---- MATERIAL SUPPLIED

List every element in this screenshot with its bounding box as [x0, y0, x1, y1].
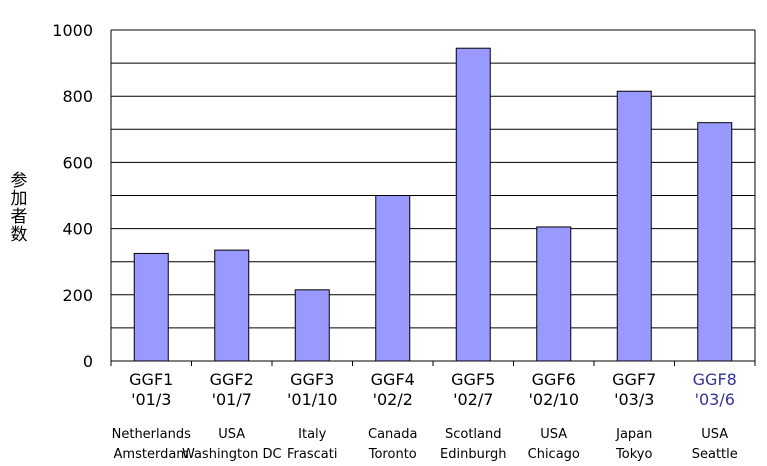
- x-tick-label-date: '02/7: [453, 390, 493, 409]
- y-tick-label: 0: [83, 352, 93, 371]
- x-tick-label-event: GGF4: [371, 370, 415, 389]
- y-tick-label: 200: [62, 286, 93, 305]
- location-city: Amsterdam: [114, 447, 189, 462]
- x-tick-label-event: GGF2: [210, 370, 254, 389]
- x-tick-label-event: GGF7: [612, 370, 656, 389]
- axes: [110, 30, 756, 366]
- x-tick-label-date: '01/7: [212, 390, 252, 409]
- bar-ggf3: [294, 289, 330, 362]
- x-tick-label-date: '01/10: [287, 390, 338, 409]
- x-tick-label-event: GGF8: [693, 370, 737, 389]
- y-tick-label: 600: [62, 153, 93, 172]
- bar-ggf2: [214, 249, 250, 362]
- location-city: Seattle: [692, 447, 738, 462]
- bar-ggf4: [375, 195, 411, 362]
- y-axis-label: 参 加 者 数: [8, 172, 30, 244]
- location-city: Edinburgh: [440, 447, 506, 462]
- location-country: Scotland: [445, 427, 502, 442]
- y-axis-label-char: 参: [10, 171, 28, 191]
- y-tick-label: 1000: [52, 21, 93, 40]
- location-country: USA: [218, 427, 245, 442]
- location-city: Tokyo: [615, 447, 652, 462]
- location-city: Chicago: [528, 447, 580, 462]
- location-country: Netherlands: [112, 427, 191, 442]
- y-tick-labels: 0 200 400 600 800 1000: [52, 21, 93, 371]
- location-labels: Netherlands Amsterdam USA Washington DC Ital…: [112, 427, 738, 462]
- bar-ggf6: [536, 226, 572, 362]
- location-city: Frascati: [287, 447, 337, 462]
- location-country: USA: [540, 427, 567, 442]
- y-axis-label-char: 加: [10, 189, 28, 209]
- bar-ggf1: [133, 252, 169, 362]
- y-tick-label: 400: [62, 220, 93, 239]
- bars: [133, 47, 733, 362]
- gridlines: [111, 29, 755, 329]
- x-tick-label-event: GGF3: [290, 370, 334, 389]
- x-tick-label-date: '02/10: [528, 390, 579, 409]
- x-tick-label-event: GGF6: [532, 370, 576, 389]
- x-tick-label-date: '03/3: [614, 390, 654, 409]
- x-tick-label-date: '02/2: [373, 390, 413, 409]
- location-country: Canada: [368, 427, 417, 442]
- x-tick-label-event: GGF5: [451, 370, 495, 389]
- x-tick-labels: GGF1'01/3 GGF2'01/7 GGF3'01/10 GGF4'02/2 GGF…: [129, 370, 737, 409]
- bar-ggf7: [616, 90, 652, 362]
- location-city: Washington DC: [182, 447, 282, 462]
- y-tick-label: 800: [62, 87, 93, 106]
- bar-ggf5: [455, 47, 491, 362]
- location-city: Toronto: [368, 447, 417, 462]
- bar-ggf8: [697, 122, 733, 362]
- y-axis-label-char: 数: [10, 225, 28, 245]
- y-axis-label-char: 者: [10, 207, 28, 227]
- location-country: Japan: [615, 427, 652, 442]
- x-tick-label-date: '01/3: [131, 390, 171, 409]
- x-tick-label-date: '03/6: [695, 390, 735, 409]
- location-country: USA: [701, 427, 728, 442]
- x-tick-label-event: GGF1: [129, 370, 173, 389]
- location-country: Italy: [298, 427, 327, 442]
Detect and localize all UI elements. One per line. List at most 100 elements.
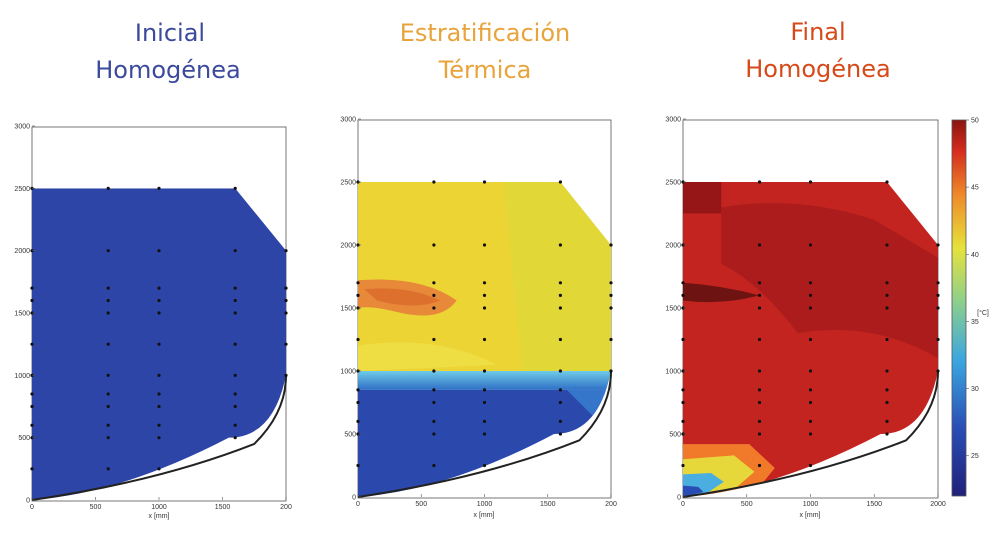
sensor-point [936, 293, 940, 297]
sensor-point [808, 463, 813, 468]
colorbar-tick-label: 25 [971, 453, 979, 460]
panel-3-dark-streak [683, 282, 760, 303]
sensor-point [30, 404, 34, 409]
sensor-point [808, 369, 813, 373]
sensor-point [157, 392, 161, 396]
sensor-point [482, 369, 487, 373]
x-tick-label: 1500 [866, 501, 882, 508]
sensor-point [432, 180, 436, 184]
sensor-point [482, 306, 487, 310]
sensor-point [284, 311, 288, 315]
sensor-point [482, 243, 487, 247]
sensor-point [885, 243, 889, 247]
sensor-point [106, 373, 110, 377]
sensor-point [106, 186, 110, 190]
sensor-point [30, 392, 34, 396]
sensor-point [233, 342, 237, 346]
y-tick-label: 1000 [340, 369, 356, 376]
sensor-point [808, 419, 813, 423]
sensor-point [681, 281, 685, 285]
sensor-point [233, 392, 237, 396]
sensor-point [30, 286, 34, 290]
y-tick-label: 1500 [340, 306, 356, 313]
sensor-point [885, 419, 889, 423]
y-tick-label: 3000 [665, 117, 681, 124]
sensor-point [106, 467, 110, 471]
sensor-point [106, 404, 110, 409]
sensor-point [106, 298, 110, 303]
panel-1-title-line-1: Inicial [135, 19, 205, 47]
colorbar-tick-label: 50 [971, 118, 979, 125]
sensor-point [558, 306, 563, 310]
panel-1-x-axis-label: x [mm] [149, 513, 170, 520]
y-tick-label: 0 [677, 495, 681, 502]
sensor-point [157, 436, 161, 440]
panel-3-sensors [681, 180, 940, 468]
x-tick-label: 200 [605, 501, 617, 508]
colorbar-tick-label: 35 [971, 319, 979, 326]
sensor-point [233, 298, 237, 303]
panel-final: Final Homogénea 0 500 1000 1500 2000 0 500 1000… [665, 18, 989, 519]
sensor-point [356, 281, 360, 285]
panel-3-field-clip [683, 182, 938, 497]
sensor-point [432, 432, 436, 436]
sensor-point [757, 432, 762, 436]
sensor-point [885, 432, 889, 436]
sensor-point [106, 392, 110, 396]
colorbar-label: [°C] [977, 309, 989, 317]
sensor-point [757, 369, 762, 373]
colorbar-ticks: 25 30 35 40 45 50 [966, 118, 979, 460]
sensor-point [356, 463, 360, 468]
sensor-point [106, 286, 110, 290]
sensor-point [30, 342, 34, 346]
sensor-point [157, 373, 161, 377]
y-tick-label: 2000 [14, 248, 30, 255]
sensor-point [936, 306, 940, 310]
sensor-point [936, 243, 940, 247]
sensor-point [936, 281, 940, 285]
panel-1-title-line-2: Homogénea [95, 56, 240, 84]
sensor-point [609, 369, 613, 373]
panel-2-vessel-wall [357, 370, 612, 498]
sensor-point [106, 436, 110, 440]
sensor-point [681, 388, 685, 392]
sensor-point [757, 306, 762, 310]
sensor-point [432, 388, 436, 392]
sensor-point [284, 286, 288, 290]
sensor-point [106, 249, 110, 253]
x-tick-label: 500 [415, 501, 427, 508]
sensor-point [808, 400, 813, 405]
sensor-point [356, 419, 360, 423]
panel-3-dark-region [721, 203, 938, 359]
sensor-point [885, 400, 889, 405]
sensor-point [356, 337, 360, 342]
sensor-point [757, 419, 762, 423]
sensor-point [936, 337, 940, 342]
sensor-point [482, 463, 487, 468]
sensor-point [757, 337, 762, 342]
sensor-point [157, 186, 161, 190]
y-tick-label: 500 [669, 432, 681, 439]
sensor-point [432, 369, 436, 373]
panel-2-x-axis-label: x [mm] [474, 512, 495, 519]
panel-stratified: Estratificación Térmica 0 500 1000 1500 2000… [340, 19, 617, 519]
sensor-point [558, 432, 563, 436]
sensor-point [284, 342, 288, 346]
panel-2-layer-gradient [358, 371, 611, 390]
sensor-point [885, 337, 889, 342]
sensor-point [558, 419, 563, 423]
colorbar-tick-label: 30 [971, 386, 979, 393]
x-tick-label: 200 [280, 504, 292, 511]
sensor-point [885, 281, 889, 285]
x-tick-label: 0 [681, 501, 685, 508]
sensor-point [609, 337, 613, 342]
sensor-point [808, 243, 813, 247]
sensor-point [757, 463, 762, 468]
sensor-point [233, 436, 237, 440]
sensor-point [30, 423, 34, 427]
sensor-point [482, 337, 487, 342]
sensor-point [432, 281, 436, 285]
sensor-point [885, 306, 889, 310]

--------

» **AIM**
Arrange the lines of the listing as a JSON list of strings, one string per line and blank lines left out, starting at the line containing "- x-tick-label-date: '02/7: [453, 390, 493, 409]" and ending at the line containing "- bar-ggf2: [214, 249, 250, 362]".

» **THE ANSWER**
[
  "- x-tick-label-date: '02/7: [453, 390, 493, 409]",
  "- y-tick-label: 0: [83, 352, 93, 371]",
  "- x-tick-label-event: GGF4: [371, 370, 415, 389]",
  "- y-tick-label: 200: [62, 286, 93, 305]",
  "- location-city: Amsterdam: [114, 447, 189, 462]",
  "- x-tick-label-event: GGF2: [210, 370, 254, 389]",
  "- x-tick-label-event: GGF7: [612, 370, 656, 389]",
  "- axes: [110, 30, 756, 366]",
  "- x-tick-label-date: '01/7: [212, 390, 252, 409]",
  "- bar-ggf3: [294, 289, 330, 362]",
  "- x-tick-label-date: '01/10: [287, 390, 338, 409]",
  "- x-tick-label-event: GGF8: [693, 370, 737, 389]",
  "- y-tick-label: 600: [62, 153, 93, 172]",
  "- bar-ggf2: [214, 249, 250, 362]"
]